━━ THE RECORDS ━━
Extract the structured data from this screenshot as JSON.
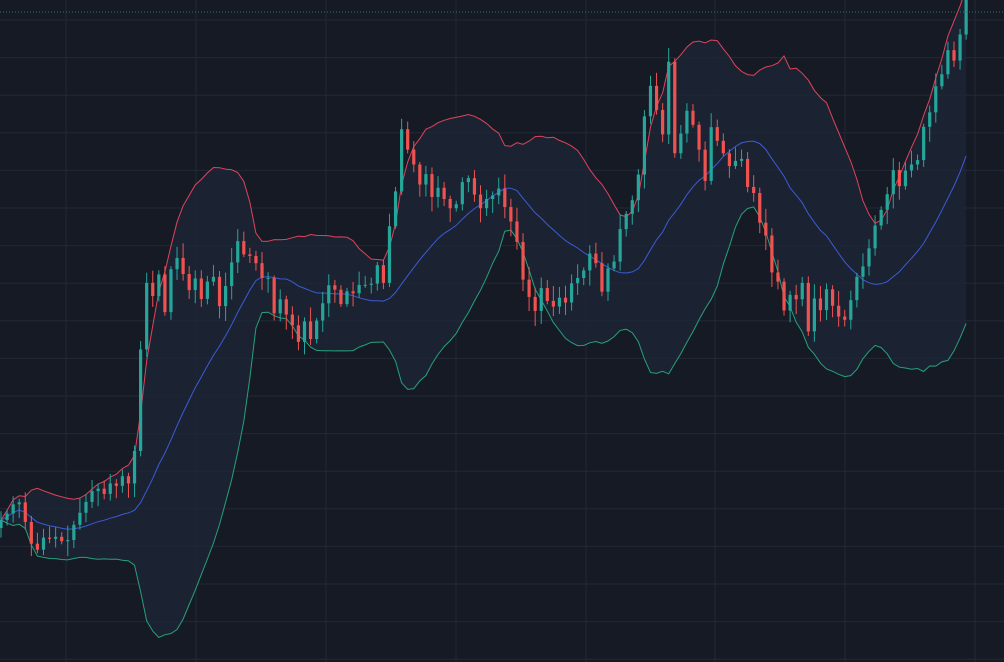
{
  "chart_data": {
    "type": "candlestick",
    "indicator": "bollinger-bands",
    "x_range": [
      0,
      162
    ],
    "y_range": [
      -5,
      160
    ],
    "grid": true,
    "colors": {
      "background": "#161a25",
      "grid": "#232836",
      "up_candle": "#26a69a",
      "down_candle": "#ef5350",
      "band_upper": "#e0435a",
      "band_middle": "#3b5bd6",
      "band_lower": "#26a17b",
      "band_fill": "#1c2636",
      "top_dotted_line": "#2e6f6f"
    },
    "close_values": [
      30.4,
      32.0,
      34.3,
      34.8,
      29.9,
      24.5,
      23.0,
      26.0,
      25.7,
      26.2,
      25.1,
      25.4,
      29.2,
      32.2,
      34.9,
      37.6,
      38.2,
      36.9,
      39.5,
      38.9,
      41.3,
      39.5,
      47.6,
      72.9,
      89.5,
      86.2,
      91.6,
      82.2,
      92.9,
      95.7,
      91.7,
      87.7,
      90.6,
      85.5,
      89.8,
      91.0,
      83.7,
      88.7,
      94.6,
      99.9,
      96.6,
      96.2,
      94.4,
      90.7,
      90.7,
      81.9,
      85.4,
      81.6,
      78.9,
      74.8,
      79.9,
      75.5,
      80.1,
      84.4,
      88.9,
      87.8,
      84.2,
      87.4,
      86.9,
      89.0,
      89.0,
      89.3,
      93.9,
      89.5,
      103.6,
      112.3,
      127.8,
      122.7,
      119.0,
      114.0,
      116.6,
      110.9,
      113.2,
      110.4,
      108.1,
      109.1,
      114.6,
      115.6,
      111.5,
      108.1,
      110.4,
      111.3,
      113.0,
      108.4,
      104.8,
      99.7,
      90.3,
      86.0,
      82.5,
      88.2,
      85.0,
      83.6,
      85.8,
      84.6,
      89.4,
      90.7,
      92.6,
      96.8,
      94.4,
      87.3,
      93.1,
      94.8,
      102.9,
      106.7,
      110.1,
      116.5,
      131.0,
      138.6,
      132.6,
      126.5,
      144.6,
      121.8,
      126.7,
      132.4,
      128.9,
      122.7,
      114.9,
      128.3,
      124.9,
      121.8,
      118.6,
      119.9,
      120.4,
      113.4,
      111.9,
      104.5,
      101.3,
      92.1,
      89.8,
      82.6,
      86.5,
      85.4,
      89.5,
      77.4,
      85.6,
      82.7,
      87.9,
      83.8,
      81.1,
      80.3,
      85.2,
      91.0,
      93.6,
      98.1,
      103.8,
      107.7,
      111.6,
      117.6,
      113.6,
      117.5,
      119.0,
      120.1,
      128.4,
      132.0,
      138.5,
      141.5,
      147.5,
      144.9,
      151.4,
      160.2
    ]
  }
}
━━━
DIRECTION>
Every record must be copied exactly, with the pictures left out.

ANSWER TO THIS TASK>
Extract the structured data from this screenshot as JSON.
{
  "chart_data": {
    "type": "candlestick",
    "indicator": "bollinger-bands",
    "x_range": [
      0,
      162
    ],
    "y_range": [
      -5,
      160
    ],
    "grid": true,
    "colors": {
      "background": "#161a25",
      "grid": "#232836",
      "up_candle": "#26a69a",
      "down_candle": "#ef5350",
      "band_upper": "#e0435a",
      "band_middle": "#3b5bd6",
      "band_lower": "#26a17b",
      "band_fill": "#1c2636",
      "top_dotted_line": "#2e6f6f"
    },
    "close_values": [
      30.4,
      32.0,
      34.3,
      34.8,
      29.9,
      24.5,
      23.0,
      26.0,
      25.7,
      26.2,
      25.1,
      25.4,
      29.2,
      32.2,
      34.9,
      37.6,
      38.2,
      36.9,
      39.5,
      38.9,
      41.3,
      39.5,
      47.6,
      72.9,
      89.5,
      86.2,
      91.6,
      82.2,
      92.9,
      95.7,
      91.7,
      87.7,
      90.6,
      85.5,
      89.8,
      91.0,
      83.7,
      88.7,
      94.6,
      99.9,
      96.6,
      96.2,
      94.4,
      90.7,
      90.7,
      81.9,
      85.4,
      81.6,
      78.9,
      74.8,
      79.9,
      75.5,
      80.1,
      84.4,
      88.9,
      87.8,
      84.2,
      87.4,
      86.9,
      89.0,
      89.0,
      89.3,
      93.9,
      89.5,
      103.6,
      112.3,
      127.8,
      122.7,
      119.0,
      114.0,
      116.6,
      110.9,
      113.2,
      110.4,
      108.1,
      109.1,
      114.6,
      115.6,
      111.5,
      108.1,
      110.4,
      111.3,
      113.0,
      108.4,
      104.8,
      99.7,
      90.3,
      86.0,
      82.5,
      88.2,
      85.0,
      83.6,
      85.8,
      84.6,
      89.4,
      90.7,
      92.6,
      96.8,
      94.4,
      87.3,
      93.1,
      94.8,
      102.9,
      106.7,
      110.1,
      116.5,
      131.0,
      138.6,
      132.6,
      126.5,
      144.6,
      121.8,
      126.7,
      132.4,
      128.9,
      122.7,
      114.9,
      128.3,
      124.9,
      121.8,
      118.6,
      119.9,
      120.4,
      113.4,
      111.9,
      104.5,
      101.3,
      92.1,
      89.8,
      82.6,
      86.5,
      85.4,
      89.5,
      77.4,
      85.6,
      82.7,
      87.9,
      83.8,
      81.1,
      80.3,
      85.2,
      91.0,
      93.6,
      98.1,
      103.8,
      107.7,
      111.6,
      117.6,
      113.6,
      117.5,
      119.0,
      120.1,
      128.4,
      132.0,
      138.5,
      141.5,
      147.5,
      144.9,
      151.4,
      160.2
    ]
  }
}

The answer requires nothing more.